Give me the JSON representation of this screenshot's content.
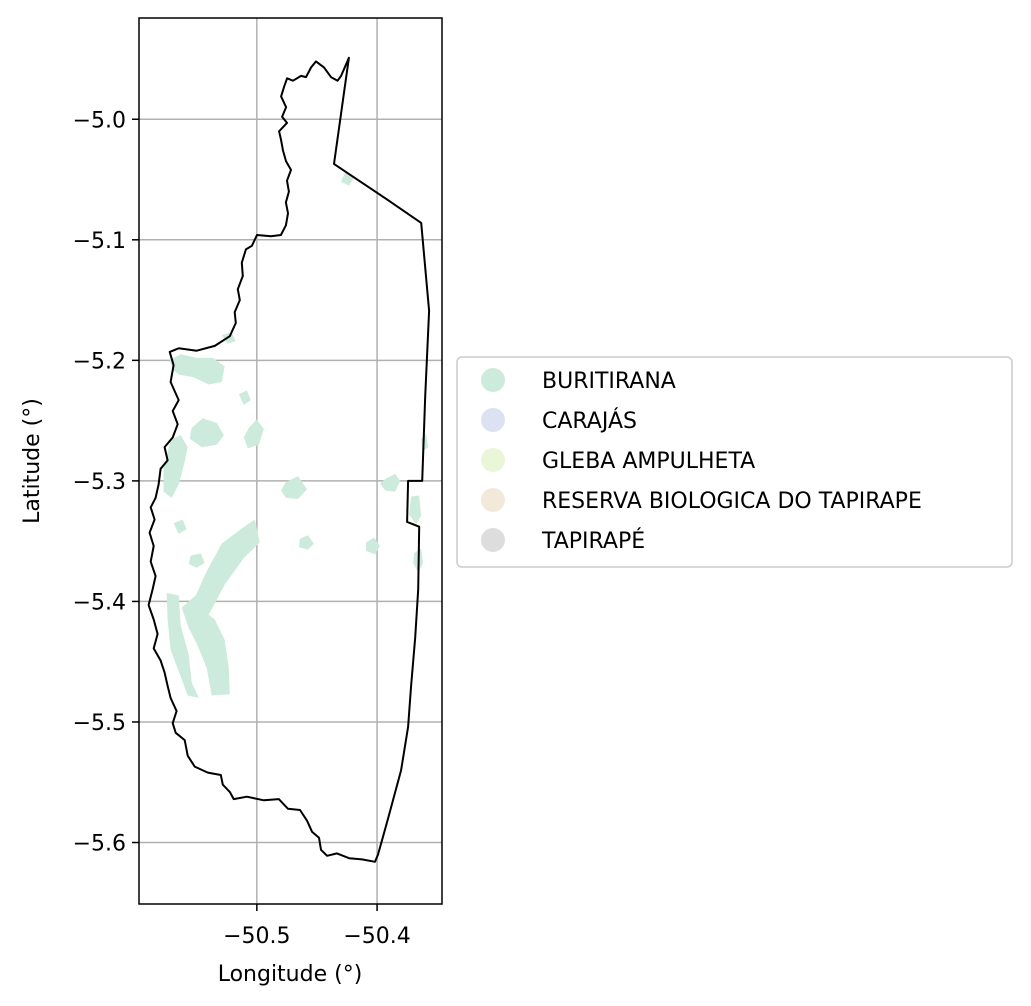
{
  "chart_data": {
    "type": "map",
    "xlabel": "Longitude (°)",
    "ylabel": "Latitude (°)",
    "xlim": [
      -50.598,
      -50.346
    ],
    "ylim": [
      -5.651,
      -4.916
    ],
    "xticks": [
      {
        "value": -50.5,
        "label": "−50.5"
      },
      {
        "value": -50.4,
        "label": "−50.4"
      }
    ],
    "yticks": [
      {
        "value": -5.0,
        "label": "−5.0"
      },
      {
        "value": -5.1,
        "label": "−5.1"
      },
      {
        "value": -5.2,
        "label": "−5.2"
      },
      {
        "value": -5.3,
        "label": "−5.3"
      },
      {
        "value": -5.4,
        "label": "−5.4"
      },
      {
        "value": -5.5,
        "label": "−5.5"
      },
      {
        "value": -5.6,
        "label": "−5.6"
      }
    ],
    "grid": true,
    "legend_position": "right",
    "legend": [
      {
        "label": "BURITIRANA",
        "color": "#cdebdc"
      },
      {
        "label": "CARAJÁS",
        "color": "#dde2f2"
      },
      {
        "label": "GLEBA AMPULHETA",
        "color": "#e9f7d8"
      },
      {
        "label": "RESERVA BIOLOGICA DO TAPIRAPE",
        "color": "#f3e9da"
      },
      {
        "label": "TAPIRAPÉ",
        "color": "#dddddd"
      }
    ],
    "boundary": [
      [
        -50.4234,
        -4.949
      ],
      [
        -50.4299,
        -4.964
      ],
      [
        -50.4328,
        -4.968
      ],
      [
        -50.4383,
        -4.965
      ],
      [
        -50.4441,
        -4.957
      ],
      [
        -50.4508,
        -4.952
      ],
      [
        -50.4549,
        -4.957
      ],
      [
        -50.4591,
        -4.965
      ],
      [
        -50.4632,
        -4.964
      ],
      [
        -50.4699,
        -4.968
      ],
      [
        -50.4748,
        -4.966
      ],
      [
        -50.4773,
        -4.973
      ],
      [
        -50.4798,
        -4.981
      ],
      [
        -50.4757,
        -4.99
      ],
      [
        -50.479,
        -4.998
      ],
      [
        -50.4749,
        -5.003
      ],
      [
        -50.4815,
        -5.01
      ],
      [
        -50.4799,
        -5.017
      ],
      [
        -50.4782,
        -5.026
      ],
      [
        -50.4757,
        -5.035
      ],
      [
        -50.4716,
        -5.042
      ],
      [
        -50.4749,
        -5.051
      ],
      [
        -50.4733,
        -5.06
      ],
      [
        -50.4758,
        -5.069
      ],
      [
        -50.4741,
        -5.078
      ],
      [
        -50.4758,
        -5.088
      ],
      [
        -50.48,
        -5.096
      ],
      [
        -50.4883,
        -5.097
      ],
      [
        -50.4999,
        -5.096
      ],
      [
        -50.5041,
        -5.105
      ],
      [
        -50.5091,
        -5.108
      ],
      [
        -50.5125,
        -5.119
      ],
      [
        -50.5117,
        -5.13
      ],
      [
        -50.5158,
        -5.141
      ],
      [
        -50.5142,
        -5.15
      ],
      [
        -50.5184,
        -5.16
      ],
      [
        -50.5175,
        -5.169
      ],
      [
        -50.5225,
        -5.18
      ],
      [
        -50.535,
        -5.188
      ],
      [
        -50.55,
        -5.192
      ],
      [
        -50.565,
        -5.19
      ],
      [
        -50.5725,
        -5.193
      ],
      [
        -50.5692,
        -5.204
      ],
      [
        -50.5717,
        -5.218
      ],
      [
        -50.565,
        -5.233
      ],
      [
        -50.57,
        -5.242
      ],
      [
        -50.5658,
        -5.253
      ],
      [
        -50.57,
        -5.264
      ],
      [
        -50.5767,
        -5.272
      ],
      [
        -50.5742,
        -5.283
      ],
      [
        -50.58,
        -5.29
      ],
      [
        -50.5817,
        -5.303
      ],
      [
        -50.5842,
        -5.314
      ],
      [
        -50.5883,
        -5.322
      ],
      [
        -50.585,
        -5.332
      ],
      [
        -50.5892,
        -5.343
      ],
      [
        -50.5858,
        -5.354
      ],
      [
        -50.5883,
        -5.367
      ],
      [
        -50.5842,
        -5.379
      ],
      [
        -50.5867,
        -5.39
      ],
      [
        -50.59,
        -5.403
      ],
      [
        -50.5858,
        -5.415
      ],
      [
        -50.5825,
        -5.427
      ],
      [
        -50.5858,
        -5.439
      ],
      [
        -50.58,
        -5.449
      ],
      [
        -50.5767,
        -5.459
      ],
      [
        -50.5742,
        -5.47
      ],
      [
        -50.5717,
        -5.48
      ],
      [
        -50.5667,
        -5.491
      ],
      [
        -50.57,
        -5.501
      ],
      [
        -50.5675,
        -5.509
      ],
      [
        -50.56,
        -5.515
      ],
      [
        -50.5575,
        -5.528
      ],
      [
        -50.5517,
        -5.537
      ],
      [
        -50.5408,
        -5.542
      ],
      [
        -50.53,
        -5.544
      ],
      [
        -50.5283,
        -5.552
      ],
      [
        -50.5225,
        -5.558
      ],
      [
        -50.5192,
        -5.564
      ],
      [
        -50.5083,
        -5.562
      ],
      [
        -50.4942,
        -5.565
      ],
      [
        -50.4817,
        -5.564
      ],
      [
        -50.4741,
        -5.572
      ],
      [
        -50.4641,
        -5.573
      ],
      [
        -50.4582,
        -5.582
      ],
      [
        -50.4541,
        -5.591
      ],
      [
        -50.4483,
        -5.596
      ],
      [
        -50.4466,
        -5.606
      ],
      [
        -50.4416,
        -5.611
      ],
      [
        -50.4333,
        -5.609
      ],
      [
        -50.4233,
        -5.613
      ],
      [
        -50.4125,
        -5.614
      ],
      [
        -50.4017,
        -5.616
      ],
      [
        -50.3992,
        -5.61
      ],
      [
        -50.3908,
        -5.58
      ],
      [
        -50.38,
        -5.54
      ],
      [
        -50.3742,
        -5.504
      ],
      [
        -50.3717,
        -5.47
      ],
      [
        -50.3683,
        -5.43
      ],
      [
        -50.3658,
        -5.39
      ],
      [
        -50.365,
        -5.338
      ],
      [
        -50.375,
        -5.334
      ],
      [
        -50.3742,
        -5.3
      ],
      [
        -50.3625,
        -5.3
      ],
      [
        -50.36,
        -5.23
      ],
      [
        -50.3567,
        -5.159
      ],
      [
        -50.3633,
        -5.086
      ],
      [
        -50.3925,
        -5.066
      ],
      [
        -50.4225,
        -5.046
      ],
      [
        -50.4358,
        -5.037
      ],
      [
        -50.4234,
        -4.949
      ]
    ],
    "areas": [
      [
        [
          -50.5625,
          -5.405
        ],
        [
          -50.5508,
          -5.395
        ],
        [
          -50.5417,
          -5.375
        ],
        [
          -50.5292,
          -5.352
        ],
        [
          -50.5133,
          -5.34
        ],
        [
          -50.5017,
          -5.332
        ],
        [
          -50.4975,
          -5.351
        ],
        [
          -50.5108,
          -5.364
        ],
        [
          -50.5267,
          -5.386
        ],
        [
          -50.54,
          -5.411
        ],
        [
          -50.535,
          -5.415
        ],
        [
          -50.5267,
          -5.432
        ],
        [
          -50.5233,
          -5.455
        ],
        [
          -50.5225,
          -5.477
        ],
        [
          -50.5375,
          -5.478
        ],
        [
          -50.5417,
          -5.455
        ],
        [
          -50.55,
          -5.435
        ],
        [
          -50.5567,
          -5.422
        ]
      ],
      [
        [
          -50.575,
          -5.393
        ],
        [
          -50.565,
          -5.395
        ],
        [
          -50.5633,
          -5.42
        ],
        [
          -50.5567,
          -5.444
        ],
        [
          -50.5542,
          -5.467
        ],
        [
          -50.5483,
          -5.48
        ],
        [
          -50.5575,
          -5.478
        ],
        [
          -50.565,
          -5.458
        ],
        [
          -50.5717,
          -5.44
        ],
        [
          -50.5742,
          -5.415
        ]
      ],
      [
        [
          -50.5717,
          -5.266
        ],
        [
          -50.5633,
          -5.262
        ],
        [
          -50.5575,
          -5.272
        ],
        [
          -50.56,
          -5.284
        ],
        [
          -50.565,
          -5.303
        ],
        [
          -50.5708,
          -5.314
        ],
        [
          -50.5775,
          -5.309
        ],
        [
          -50.5775,
          -5.29
        ]
      ],
      [
        [
          -50.5725,
          -5.2
        ],
        [
          -50.5633,
          -5.195
        ],
        [
          -50.55,
          -5.198
        ],
        [
          -50.5367,
          -5.198
        ],
        [
          -50.5267,
          -5.205
        ],
        [
          -50.5292,
          -5.218
        ],
        [
          -50.54,
          -5.22
        ],
        [
          -50.5525,
          -5.214
        ],
        [
          -50.5642,
          -5.212
        ],
        [
          -50.57,
          -5.208
        ]
      ],
      [
        [
          -50.5542,
          -5.256
        ],
        [
          -50.545,
          -5.248
        ],
        [
          -50.5333,
          -5.252
        ],
        [
          -50.5275,
          -5.262
        ],
        [
          -50.5333,
          -5.27
        ],
        [
          -50.5458,
          -5.272
        ],
        [
          -50.5558,
          -5.265
        ]
      ],
      [
        [
          -50.5067,
          -5.256
        ],
        [
          -50.5,
          -5.249
        ],
        [
          -50.4942,
          -5.257
        ],
        [
          -50.4983,
          -5.27
        ],
        [
          -50.5075,
          -5.273
        ],
        [
          -50.5108,
          -5.264
        ]
      ],
      [
        [
          -50.4758,
          -5.301
        ],
        [
          -50.4658,
          -5.296
        ],
        [
          -50.4583,
          -5.307
        ],
        [
          -50.4658,
          -5.315
        ],
        [
          -50.4758,
          -5.314
        ],
        [
          -50.48,
          -5.308
        ]
      ],
      [
        [
          -50.3925,
          -5.298
        ],
        [
          -50.385,
          -5.294
        ],
        [
          -50.3808,
          -5.3
        ],
        [
          -50.385,
          -5.309
        ],
        [
          -50.3933,
          -5.308
        ],
        [
          -50.3975,
          -5.302
        ]
      ],
      [
        [
          -50.3717,
          -5.313
        ],
        [
          -50.365,
          -5.312
        ],
        [
          -50.3633,
          -5.329
        ],
        [
          -50.3675,
          -5.336
        ],
        [
          -50.3733,
          -5.328
        ]
      ],
      [
        [
          -50.3692,
          -5.36
        ],
        [
          -50.3633,
          -5.356
        ],
        [
          -50.3617,
          -5.368
        ],
        [
          -50.3658,
          -5.376
        ],
        [
          -50.37,
          -5.368
        ]
      ],
      [
        [
          -50.3633,
          -5.265
        ],
        [
          -50.3592,
          -5.261
        ],
        [
          -50.3575,
          -5.272
        ],
        [
          -50.3625,
          -5.276
        ]
      ],
      [
        [
          -50.4092,
          -5.351
        ],
        [
          -50.4025,
          -5.347
        ],
        [
          -50.3975,
          -5.354
        ],
        [
          -50.4017,
          -5.361
        ],
        [
          -50.4092,
          -5.358
        ]
      ],
      [
        [
          -50.4642,
          -5.348
        ],
        [
          -50.4575,
          -5.345
        ],
        [
          -50.4525,
          -5.352
        ],
        [
          -50.4575,
          -5.357
        ],
        [
          -50.465,
          -5.355
        ]
      ],
      [
        [
          -50.555,
          -5.362
        ],
        [
          -50.5467,
          -5.36
        ],
        [
          -50.5433,
          -5.368
        ],
        [
          -50.55,
          -5.372
        ],
        [
          -50.5567,
          -5.369
        ]
      ],
      [
        [
          -50.5692,
          -5.335
        ],
        [
          -50.5617,
          -5.332
        ],
        [
          -50.5583,
          -5.34
        ],
        [
          -50.565,
          -5.344
        ]
      ],
      [
        [
          -50.4267,
          -5.044
        ],
        [
          -50.4192,
          -5.048
        ],
        [
          -50.4233,
          -5.055
        ],
        [
          -50.43,
          -5.052
        ]
      ],
      [
        [
          -50.5292,
          -5.179
        ],
        [
          -50.5208,
          -5.177
        ],
        [
          -50.5175,
          -5.184
        ],
        [
          -50.5242,
          -5.186
        ]
      ],
      [
        [
          -50.515,
          -5.228
        ],
        [
          -50.5083,
          -5.225
        ],
        [
          -50.505,
          -5.233
        ],
        [
          -50.5108,
          -5.237
        ]
      ]
    ]
  }
}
§
> [Short problem] From the listing, copy every line where the string "value" appears.

> [The completed task]
        "value": -50.5,
        "value": -50.4,
        "value": -5.0,
        "value": -5.1,
        "value": -5.2,
        "value": -5.3,
        "value": -5.4,
        "value": -5.5,
        "value": -5.6,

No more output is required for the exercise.